== EXERCISE DIRECTIONS ==
Separate out the lines that hold "hungry".

____________________

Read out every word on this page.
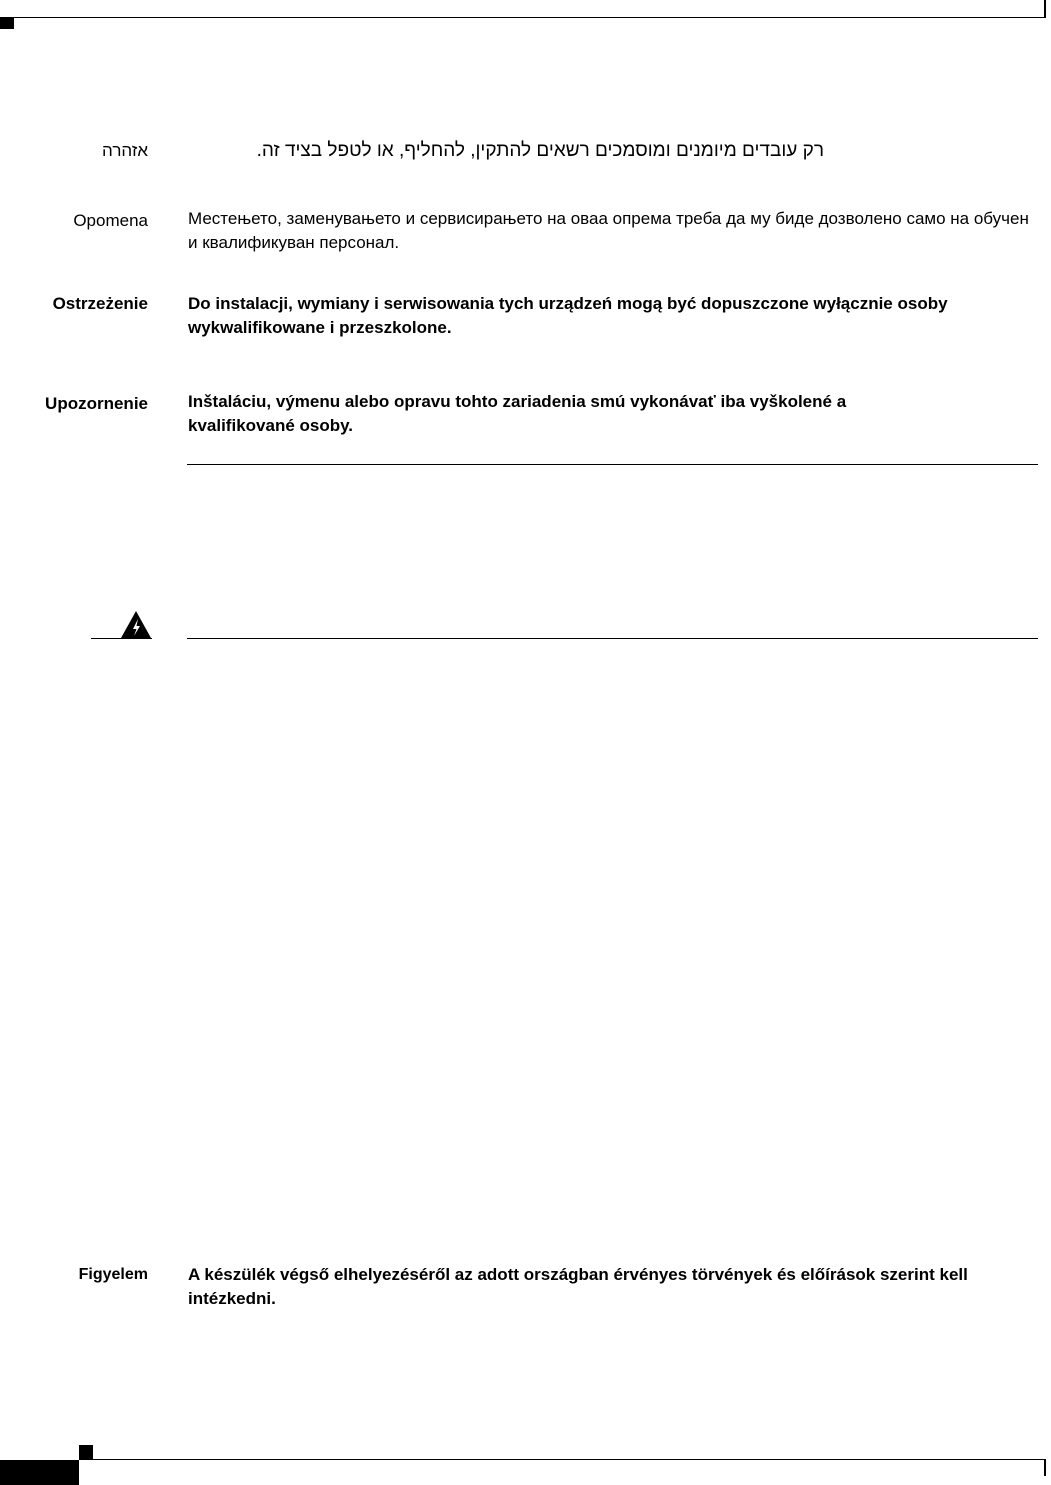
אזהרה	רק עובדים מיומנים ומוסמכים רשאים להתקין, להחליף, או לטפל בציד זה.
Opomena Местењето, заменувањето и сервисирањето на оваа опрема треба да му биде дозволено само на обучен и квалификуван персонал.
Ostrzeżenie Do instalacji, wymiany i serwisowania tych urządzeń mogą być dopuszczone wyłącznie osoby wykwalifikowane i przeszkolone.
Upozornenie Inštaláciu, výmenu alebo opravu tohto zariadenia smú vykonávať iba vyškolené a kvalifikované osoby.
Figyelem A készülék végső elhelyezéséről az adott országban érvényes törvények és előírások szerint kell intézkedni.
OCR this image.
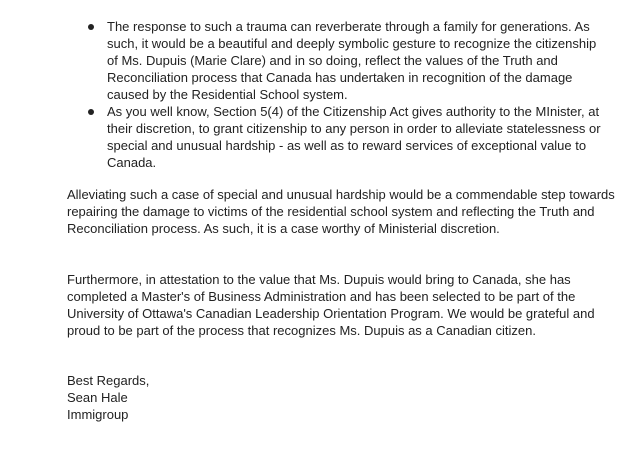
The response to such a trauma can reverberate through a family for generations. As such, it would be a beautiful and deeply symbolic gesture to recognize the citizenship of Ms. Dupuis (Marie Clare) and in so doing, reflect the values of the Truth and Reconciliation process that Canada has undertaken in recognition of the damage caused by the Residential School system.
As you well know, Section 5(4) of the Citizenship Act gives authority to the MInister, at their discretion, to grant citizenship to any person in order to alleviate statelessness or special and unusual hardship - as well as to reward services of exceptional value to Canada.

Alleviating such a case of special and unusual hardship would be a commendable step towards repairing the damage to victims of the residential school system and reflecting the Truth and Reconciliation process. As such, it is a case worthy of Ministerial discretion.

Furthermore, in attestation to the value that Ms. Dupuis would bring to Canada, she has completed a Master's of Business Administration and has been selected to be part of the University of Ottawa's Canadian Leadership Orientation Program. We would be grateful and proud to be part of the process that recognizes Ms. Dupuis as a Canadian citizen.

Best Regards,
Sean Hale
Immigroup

____________________

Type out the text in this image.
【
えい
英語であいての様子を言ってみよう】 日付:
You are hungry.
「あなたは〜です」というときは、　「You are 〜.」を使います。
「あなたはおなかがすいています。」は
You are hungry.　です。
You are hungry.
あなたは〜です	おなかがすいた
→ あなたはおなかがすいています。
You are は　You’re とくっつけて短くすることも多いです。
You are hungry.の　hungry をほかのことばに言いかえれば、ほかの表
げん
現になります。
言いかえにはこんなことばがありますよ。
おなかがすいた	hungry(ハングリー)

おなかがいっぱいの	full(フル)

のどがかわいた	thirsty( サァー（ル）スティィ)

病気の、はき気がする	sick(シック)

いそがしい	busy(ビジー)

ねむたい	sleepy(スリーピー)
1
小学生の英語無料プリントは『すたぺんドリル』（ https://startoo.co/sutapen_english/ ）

____________________

== WRITTEN RESPONSE ==
You are hungry.
You are hungry.　です。
You are hungry.
You are hungry.の　hungry をほかのことばに言いかえれば、ほかの表
おなかがすいた	hungry(ハングリー)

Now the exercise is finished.